Goal: Give everything from the start of the listing down to the line containing "significance-label: * xyxy=(1260,387,1278,440)", inclusive, as a numbered list with blank lines left out.

(Annotations of page elements)

** begin **

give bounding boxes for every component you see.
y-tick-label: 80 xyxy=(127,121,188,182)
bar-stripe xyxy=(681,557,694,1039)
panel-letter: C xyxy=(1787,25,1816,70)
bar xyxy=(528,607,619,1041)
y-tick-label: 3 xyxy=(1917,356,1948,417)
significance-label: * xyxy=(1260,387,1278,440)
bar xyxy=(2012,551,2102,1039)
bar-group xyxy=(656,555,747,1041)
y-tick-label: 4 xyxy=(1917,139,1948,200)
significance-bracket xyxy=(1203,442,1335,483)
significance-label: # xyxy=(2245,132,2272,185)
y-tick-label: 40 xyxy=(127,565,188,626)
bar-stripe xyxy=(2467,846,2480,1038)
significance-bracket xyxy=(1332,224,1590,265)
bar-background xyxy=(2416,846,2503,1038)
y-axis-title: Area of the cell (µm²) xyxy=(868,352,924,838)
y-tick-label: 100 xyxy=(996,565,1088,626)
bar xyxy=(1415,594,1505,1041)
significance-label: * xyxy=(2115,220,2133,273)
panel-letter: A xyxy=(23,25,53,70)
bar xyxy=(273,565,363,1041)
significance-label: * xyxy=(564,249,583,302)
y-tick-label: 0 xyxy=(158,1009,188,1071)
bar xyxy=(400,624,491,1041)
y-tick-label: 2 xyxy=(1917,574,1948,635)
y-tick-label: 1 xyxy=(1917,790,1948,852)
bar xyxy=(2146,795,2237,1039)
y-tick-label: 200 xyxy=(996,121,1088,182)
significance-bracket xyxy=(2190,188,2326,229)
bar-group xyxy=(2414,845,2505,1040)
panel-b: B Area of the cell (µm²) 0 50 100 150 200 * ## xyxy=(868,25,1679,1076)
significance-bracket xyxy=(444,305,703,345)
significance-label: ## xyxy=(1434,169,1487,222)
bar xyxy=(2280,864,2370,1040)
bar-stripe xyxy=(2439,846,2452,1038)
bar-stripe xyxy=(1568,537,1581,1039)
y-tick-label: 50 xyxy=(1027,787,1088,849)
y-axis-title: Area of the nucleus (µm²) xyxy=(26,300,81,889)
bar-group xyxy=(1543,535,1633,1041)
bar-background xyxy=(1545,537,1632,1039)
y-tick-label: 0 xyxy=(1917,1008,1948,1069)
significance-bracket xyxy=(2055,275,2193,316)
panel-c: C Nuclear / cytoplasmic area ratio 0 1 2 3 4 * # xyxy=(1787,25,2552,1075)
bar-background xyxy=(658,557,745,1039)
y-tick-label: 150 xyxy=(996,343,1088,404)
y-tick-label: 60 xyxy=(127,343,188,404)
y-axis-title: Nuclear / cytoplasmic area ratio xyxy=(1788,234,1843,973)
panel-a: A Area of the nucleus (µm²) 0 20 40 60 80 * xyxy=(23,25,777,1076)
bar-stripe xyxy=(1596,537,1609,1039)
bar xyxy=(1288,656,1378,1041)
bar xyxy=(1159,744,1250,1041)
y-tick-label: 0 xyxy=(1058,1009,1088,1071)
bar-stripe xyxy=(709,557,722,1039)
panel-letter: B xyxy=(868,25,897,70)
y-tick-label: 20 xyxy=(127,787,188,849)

** end **

Response for this exercise:
1. give bounding boxes for every component you see.
2. y-tick-label: 80 xyxy=(127,121,188,182)
3. bar-stripe xyxy=(681,557,694,1039)
4. panel-letter: C xyxy=(1787,25,1816,70)
5. bar xyxy=(528,607,619,1041)
6. y-tick-label: 3 xyxy=(1917,356,1948,417)
7. significance-label: * xyxy=(1260,387,1278,440)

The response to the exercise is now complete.